Work item → Filter the records down to the lines that hold the word "Viral", and copy each of those lines.

Figure record listings
+===+

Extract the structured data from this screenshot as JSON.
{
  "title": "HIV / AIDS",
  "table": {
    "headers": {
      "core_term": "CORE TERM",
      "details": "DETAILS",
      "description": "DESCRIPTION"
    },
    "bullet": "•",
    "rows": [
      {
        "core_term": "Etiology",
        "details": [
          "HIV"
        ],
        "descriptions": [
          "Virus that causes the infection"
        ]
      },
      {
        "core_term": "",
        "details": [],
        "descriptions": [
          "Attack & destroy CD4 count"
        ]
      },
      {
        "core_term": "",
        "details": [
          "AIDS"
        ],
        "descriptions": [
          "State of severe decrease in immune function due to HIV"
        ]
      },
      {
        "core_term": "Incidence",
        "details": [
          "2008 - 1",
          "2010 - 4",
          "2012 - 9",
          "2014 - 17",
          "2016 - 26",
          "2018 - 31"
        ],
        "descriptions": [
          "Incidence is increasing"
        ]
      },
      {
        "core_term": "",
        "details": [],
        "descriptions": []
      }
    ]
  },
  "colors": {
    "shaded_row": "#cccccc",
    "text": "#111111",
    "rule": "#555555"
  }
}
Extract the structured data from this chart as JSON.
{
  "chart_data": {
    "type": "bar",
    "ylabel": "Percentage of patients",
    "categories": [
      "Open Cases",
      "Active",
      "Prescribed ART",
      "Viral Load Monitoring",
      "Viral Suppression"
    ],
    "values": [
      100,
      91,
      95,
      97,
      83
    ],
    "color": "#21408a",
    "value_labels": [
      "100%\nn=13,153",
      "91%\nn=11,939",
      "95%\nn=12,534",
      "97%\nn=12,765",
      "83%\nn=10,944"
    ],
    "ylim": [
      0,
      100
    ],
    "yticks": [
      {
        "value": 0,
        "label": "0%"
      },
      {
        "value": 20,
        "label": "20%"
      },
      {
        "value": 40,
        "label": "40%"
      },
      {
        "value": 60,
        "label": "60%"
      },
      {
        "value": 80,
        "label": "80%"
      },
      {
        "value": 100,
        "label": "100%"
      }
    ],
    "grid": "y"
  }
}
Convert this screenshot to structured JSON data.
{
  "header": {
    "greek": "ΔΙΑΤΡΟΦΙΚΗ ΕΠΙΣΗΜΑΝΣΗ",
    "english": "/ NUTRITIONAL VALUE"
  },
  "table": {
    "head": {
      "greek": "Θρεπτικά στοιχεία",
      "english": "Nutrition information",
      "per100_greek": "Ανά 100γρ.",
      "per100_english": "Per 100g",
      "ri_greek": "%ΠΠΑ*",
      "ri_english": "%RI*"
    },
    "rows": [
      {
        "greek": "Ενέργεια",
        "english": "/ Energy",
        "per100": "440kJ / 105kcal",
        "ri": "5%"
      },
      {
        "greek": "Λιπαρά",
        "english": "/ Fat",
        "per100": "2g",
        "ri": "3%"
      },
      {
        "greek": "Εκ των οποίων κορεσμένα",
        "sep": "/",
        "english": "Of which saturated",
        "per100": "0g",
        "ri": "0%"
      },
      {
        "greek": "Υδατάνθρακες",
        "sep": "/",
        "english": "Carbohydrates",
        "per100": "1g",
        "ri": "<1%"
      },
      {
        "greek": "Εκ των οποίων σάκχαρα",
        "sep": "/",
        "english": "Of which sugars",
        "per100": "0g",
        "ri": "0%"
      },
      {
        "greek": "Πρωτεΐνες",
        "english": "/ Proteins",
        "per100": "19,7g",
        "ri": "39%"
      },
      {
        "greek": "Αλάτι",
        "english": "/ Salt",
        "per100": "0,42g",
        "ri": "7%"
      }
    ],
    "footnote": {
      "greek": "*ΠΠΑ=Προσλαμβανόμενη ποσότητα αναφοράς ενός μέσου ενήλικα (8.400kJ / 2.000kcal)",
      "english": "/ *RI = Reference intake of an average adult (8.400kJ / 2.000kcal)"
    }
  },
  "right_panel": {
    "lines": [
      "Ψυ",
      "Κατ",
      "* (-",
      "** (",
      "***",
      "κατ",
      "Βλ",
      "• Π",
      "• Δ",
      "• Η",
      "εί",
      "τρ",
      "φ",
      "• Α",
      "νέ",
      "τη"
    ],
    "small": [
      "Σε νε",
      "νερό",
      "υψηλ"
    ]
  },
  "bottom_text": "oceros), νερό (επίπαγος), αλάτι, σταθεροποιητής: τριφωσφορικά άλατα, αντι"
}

+===+

Solution to this problem →
      "Viral Load Monitoring",
      "Viral Suppression"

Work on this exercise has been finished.